Stored items from a collection:

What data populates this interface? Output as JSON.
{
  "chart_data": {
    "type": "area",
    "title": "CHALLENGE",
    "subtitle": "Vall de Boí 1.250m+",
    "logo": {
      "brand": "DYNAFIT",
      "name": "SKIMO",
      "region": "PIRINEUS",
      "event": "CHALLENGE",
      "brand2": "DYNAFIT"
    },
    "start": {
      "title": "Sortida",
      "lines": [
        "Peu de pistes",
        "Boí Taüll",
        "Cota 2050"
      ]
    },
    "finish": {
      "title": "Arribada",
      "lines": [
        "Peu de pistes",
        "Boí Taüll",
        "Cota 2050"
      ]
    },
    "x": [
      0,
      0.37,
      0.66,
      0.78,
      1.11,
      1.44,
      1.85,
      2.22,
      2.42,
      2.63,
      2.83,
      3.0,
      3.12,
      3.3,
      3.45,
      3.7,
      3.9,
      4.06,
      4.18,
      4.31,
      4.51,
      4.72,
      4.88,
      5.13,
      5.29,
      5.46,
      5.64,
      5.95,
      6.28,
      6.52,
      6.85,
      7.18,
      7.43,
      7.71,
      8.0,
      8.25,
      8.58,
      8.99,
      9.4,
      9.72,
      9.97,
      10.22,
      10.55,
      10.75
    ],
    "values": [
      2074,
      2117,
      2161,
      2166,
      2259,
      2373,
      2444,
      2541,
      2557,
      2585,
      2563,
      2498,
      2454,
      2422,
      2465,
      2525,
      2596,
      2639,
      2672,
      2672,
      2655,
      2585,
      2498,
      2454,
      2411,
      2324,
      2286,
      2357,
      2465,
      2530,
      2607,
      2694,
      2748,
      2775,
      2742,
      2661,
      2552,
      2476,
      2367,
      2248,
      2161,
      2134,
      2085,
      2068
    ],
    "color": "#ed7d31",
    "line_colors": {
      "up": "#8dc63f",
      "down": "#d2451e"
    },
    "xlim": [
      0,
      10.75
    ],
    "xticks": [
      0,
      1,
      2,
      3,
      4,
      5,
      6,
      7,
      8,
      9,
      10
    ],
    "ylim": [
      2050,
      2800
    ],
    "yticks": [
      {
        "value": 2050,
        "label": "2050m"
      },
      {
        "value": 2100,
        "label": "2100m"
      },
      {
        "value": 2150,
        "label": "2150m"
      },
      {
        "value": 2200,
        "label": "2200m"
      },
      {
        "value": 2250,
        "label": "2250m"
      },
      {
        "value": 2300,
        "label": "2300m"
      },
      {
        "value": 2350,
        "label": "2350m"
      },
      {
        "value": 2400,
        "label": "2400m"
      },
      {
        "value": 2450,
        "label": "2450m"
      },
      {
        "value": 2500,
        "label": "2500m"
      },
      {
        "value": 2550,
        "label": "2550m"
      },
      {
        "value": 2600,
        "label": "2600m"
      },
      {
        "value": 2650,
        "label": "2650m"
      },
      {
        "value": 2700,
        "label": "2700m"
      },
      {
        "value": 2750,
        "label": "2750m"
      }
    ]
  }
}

WHAT YOU ARE ASKED TO DO: Reproduce each line verbatim.

RESULT FOR THIS EXERCISE:
What data populates this interface? Output as JSON.
{
  "chart_data": {
    "type": "area",
    "title": "CHALLENGE",
    "subtitle": "Vall de Boí 1.250m+",
    "logo": {
      "brand": "DYNAFIT",
      "name": "SKIMO",
      "region": "PIRINEUS",
      "event": "CHALLENGE",
      "brand2": "DYNAFIT"
    },
    "start": {
      "title": "Sortida",
      "lines": [
        "Peu de pistes",
        "Boí Taüll",
        "Cota 2050"
      ]
    },
    "finish": {
      "title": "Arribada",
      "lines": [
        "Peu de pistes",
        "Boí Taüll",
        "Cota 2050"
      ]
    },
    "x": [
      0,
      0.37,
      0.66,
      0.78,
      1.11,
      1.44,
      1.85,
      2.22,
      2.42,
      2.63,
      2.83,
      3.0,
      3.12,
      3.3,
      3.45,
      3.7,
      3.9,
      4.06,
      4.18,
      4.31,
      4.51,
      4.72,
      4.88,
      5.13,
      5.29,
      5.46,
      5.64,
      5.95,
      6.28,
      6.52,
      6.85,
      7.18,
      7.43,
      7.71,
      8.0,
      8.25,
      8.58,
      8.99,
      9.4,
      9.72,
      9.97,
      10.22,
      10.55,
      10.75
    ],
    "values": [
      2074,
      2117,
      2161,
      2166,
      2259,
      2373,
      2444,
      2541,
      2557,
      2585,
      2563,
      2498,
      2454,
      2422,
      2465,
      2525,
      2596,
      2639,
      2672,
      2672,
      2655,
      2585,
      2498,
      2454,
      2411,
      2324,
      2286,
      2357,
      2465,
      2530,
      2607,
      2694,
      2748,
      2775,
      2742,
      2661,
      2552,
      2476,
      2367,
      2248,
      2161,
      2134,
      2085,
      2068
    ],
    "color": "#ed7d31",
    "line_colors": {
      "up": "#8dc63f",
      "down": "#d2451e"
    },
    "xlim": [
      0,
      10.75
    ],
    "xticks": [
      0,
      1,
      2,
      3,
      4,
      5,
      6,
      7,
      8,
      9,
      10
    ],
    "ylim": [
      2050,
      2800
    ],
    "yticks": [
      {
        "value": 2050,
        "label": "2050m"
      },
      {
        "value": 2100,
        "label": "2100m"
      },
      {
        "value": 2150,
        "label": "2150m"
      },
      {
        "value": 2200,
        "label": "2200m"
      },
      {
        "value": 2250,
        "label": "2250m"
      },
      {
        "value": 2300,
        "label": "2300m"
      },
      {
        "value": 2350,
        "label": "2350m"
      },
      {
        "value": 2400,
        "label": "2400m"
      },
      {
        "value": 2450,
        "label": "2450m"
      },
      {
        "value": 2500,
        "label": "2500m"
      },
      {
        "value": 2550,
        "label": "2550m"
      },
      {
        "value": 2600,
        "label": "2600m"
      },
      {
        "value": 2650,
        "label": "2650m"
      },
      {
        "value": 2700,
        "label": "2700m"
      },
      {
        "value": 2750,
        "label": "2750m"
      }
    ]
  }
}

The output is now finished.